■ WHAT NEEDS TO BE DONE ■
The answer should reproduce the listing below character for character.

■ DATA SUPPLIED ■
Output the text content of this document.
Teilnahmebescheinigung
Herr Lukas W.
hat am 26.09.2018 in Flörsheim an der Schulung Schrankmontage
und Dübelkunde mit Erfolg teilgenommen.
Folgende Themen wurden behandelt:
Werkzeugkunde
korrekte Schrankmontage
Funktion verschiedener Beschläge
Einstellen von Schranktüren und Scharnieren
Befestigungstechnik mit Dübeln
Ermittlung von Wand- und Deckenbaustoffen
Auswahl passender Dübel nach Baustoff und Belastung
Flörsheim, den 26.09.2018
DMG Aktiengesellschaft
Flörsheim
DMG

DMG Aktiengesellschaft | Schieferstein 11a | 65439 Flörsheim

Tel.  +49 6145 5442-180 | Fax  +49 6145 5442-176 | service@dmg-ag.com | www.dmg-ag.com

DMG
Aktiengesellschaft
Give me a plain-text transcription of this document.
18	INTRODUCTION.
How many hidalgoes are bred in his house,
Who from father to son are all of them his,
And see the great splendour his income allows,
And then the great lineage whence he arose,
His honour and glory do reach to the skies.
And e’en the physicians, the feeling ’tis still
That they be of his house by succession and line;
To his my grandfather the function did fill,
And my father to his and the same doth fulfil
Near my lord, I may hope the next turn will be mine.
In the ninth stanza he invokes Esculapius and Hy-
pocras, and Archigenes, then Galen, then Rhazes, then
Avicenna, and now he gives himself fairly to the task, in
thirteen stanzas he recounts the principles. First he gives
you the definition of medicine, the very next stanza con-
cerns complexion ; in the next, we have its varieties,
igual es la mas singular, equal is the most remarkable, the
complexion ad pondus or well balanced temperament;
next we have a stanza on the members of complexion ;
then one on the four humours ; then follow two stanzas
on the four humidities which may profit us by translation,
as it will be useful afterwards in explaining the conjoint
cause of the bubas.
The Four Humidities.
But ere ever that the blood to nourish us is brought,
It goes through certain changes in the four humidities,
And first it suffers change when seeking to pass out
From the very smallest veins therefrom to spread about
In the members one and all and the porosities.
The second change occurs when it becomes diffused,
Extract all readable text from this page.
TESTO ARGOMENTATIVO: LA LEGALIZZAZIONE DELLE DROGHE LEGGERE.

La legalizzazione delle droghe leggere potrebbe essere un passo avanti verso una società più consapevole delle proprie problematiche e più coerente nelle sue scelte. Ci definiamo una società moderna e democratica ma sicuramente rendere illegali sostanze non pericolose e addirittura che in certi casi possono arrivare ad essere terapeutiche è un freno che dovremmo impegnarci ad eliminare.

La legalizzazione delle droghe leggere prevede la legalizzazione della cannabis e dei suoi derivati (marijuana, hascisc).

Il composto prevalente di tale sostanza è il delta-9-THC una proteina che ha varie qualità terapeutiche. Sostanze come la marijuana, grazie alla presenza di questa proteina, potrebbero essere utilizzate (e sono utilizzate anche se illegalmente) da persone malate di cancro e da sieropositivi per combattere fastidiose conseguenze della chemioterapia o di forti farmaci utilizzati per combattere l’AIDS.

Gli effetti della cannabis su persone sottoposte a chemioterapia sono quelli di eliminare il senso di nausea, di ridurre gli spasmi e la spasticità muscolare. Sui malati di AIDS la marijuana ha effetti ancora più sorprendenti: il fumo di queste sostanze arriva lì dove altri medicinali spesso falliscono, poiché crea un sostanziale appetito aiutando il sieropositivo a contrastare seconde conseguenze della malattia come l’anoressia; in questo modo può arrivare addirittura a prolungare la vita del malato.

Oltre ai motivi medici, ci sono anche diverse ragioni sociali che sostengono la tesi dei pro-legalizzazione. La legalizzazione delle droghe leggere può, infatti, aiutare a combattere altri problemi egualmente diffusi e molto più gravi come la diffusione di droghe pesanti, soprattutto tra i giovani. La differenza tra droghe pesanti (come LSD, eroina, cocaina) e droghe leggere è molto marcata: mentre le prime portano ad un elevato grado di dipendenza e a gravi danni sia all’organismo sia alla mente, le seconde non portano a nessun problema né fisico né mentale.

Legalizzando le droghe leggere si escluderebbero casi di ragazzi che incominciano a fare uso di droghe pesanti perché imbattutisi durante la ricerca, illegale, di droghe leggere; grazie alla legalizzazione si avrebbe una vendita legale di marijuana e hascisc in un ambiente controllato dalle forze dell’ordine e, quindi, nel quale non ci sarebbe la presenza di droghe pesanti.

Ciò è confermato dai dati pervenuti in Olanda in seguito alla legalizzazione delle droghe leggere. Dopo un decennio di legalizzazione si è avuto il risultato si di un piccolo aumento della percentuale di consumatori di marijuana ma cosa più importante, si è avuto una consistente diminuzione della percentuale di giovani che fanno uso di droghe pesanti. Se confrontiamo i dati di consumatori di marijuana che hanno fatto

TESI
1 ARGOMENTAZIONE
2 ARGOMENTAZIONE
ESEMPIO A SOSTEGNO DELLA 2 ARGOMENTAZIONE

■ OUTPUT OF THE TASK ■
Output the text content of this document.
Teilnahmebescheinigung
Herr Lukas W.
hat am 26.09.2018 in Flörsheim an der Schulung Schrankmontage
und Dübelkunde mit Erfolg teilgenommen.
Folgende Themen wurden behandelt:
Werkzeugkunde
korrekte Schrankmontage
Funktion verschiedener Beschläge
Einstellen von Schranktüren und Scharnieren
Befestigungstechnik mit Dübeln
Ermittlung von Wand- und Deckenbaustoffen
Auswahl passender Dübel nach Baustoff und Belastung
Flörsheim, den 26.09.2018
DMG Aktiengesellschaft
Flörsheim
DMG

DMG Aktiengesellschaft | Schieferstein 11a | 65439 Flörsheim

Tel.  +49 6145 5442-180 | Fax  +49 6145 5442-176 | service@dmg-ag.com | www.dmg-ag.com

DMG
Aktiengesellschaft
Give me a plain-text transcription of this document.
18	INTRODUCTION.
How many hidalgoes are bred in his house,
Who from father to son are all of them his,
And see the great splendour his income allows,
And then the great lineage whence he arose,
His honour and glory do reach to the skies.
And e’en the physicians, the feeling ’tis still
That they be of his house by succession and line;
To his my grandfather the function did fill,
And my father to his and the same doth fulfil
Near my lord, I may hope the next turn will be mine.
In the ninth stanza he invokes Esculapius and Hy-
pocras, and Archigenes, then Galen, then Rhazes, then
Avicenna, and now he gives himself fairly to the task, in
thirteen stanzas he recounts the principles. First he gives
you the definition of medicine, the very next stanza con-
cerns complexion ; in the next, we have its varieties,
igual es la mas singular, equal is the most remarkable, the
complexion ad pondus or well balanced temperament;
next we have a stanza on the members of complexion ;
then one on the four humours ; then follow two stanzas
on the four humidities which may profit us by translation,
as it will be useful afterwards in explaining the conjoint
cause of the bubas.
The Four Humidities.
But ere ever that the blood to nourish us is brought,
It goes through certain changes in the four humidities,
And first it suffers change when seeking to pass out
From the very smallest veins therefrom to spread about
In the members one and all and the porosities.
The second change occurs when it becomes diffused,
Extract all readable text from this page.
TESTO ARGOMENTATIVO: LA LEGALIZZAZIONE DELLE DROGHE LEGGERE.

La legalizzazione delle droghe leggere potrebbe essere un passo avanti verso una società più consapevole delle proprie problematiche e più coerente nelle sue scelte. Ci definiamo una società moderna e democratica ma sicuramente rendere illegali sostanze non pericolose e addirittura che in certi casi possono arrivare ad essere terapeutiche è un freno che dovremmo impegnarci ad eliminare.

La legalizzazione delle droghe leggere prevede la legalizzazione della cannabis e dei suoi derivati (marijuana, hascisc).

Il composto prevalente di tale sostanza è il delta-9-THC una proteina che ha varie qualità terapeutiche. Sostanze come la marijuana, grazie alla presenza di questa proteina, potrebbero essere utilizzate (e sono utilizzate anche se illegalmente) da persone malate di cancro e da sieropositivi per combattere fastidiose conseguenze della chemioterapia o di forti farmaci utilizzati per combattere l’AIDS.

Gli effetti della cannabis su persone sottoposte a chemioterapia sono quelli di eliminare il senso di nausea, di ridurre gli spasmi e la spasticità muscolare. Sui malati di AIDS la marijuana ha effetti ancora più sorprendenti: il fumo di queste sostanze arriva lì dove altri medicinali spesso falliscono, poiché crea un sostanziale appetito aiutando il sieropositivo a contrastare seconde conseguenze della malattia come l’anoressia; in questo modo può arrivare addirittura a prolungare la vita del malato.

Oltre ai motivi medici, ci sono anche diverse ragioni sociali che sostengono la tesi dei pro-legalizzazione. La legalizzazione delle droghe leggere può, infatti, aiutare a combattere altri problemi egualmente diffusi e molto più gravi come la diffusione di droghe pesanti, soprattutto tra i giovani. La differenza tra droghe pesanti (come LSD, eroina, cocaina) e droghe leggere è molto marcata: mentre le prime portano ad un elevato grado di dipendenza e a gravi danni sia all’organismo sia alla mente, le seconde non portano a nessun problema né fisico né mentale.

Legalizzando le droghe leggere si escluderebbero casi di ragazzi che incominciano a fare uso di droghe pesanti perché imbattutisi durante la ricerca, illegale, di droghe leggere; grazie alla legalizzazione si avrebbe una vendita legale di marijuana e hascisc in un ambiente controllato dalle forze dell’ordine e, quindi, nel quale non ci sarebbe la presenza di droghe pesanti.

Ciò è confermato dai dati pervenuti in Olanda in seguito alla legalizzazione delle droghe leggere. Dopo un decennio di legalizzazione si è avuto il risultato si di un piccolo aumento della percentuale di consumatori di marijuana ma cosa più importante, si è avuto una consistente diminuzione della percentuale di giovani che fanno uso di droghe pesanti. Se confrontiamo i dati di consumatori di marijuana che hanno fatto

TESI
1 ARGOMENTAZIONE
2 ARGOMENTAZIONE
ESEMPIO A SOSTEGNO DELLA 2 ARGOMENTAZIONE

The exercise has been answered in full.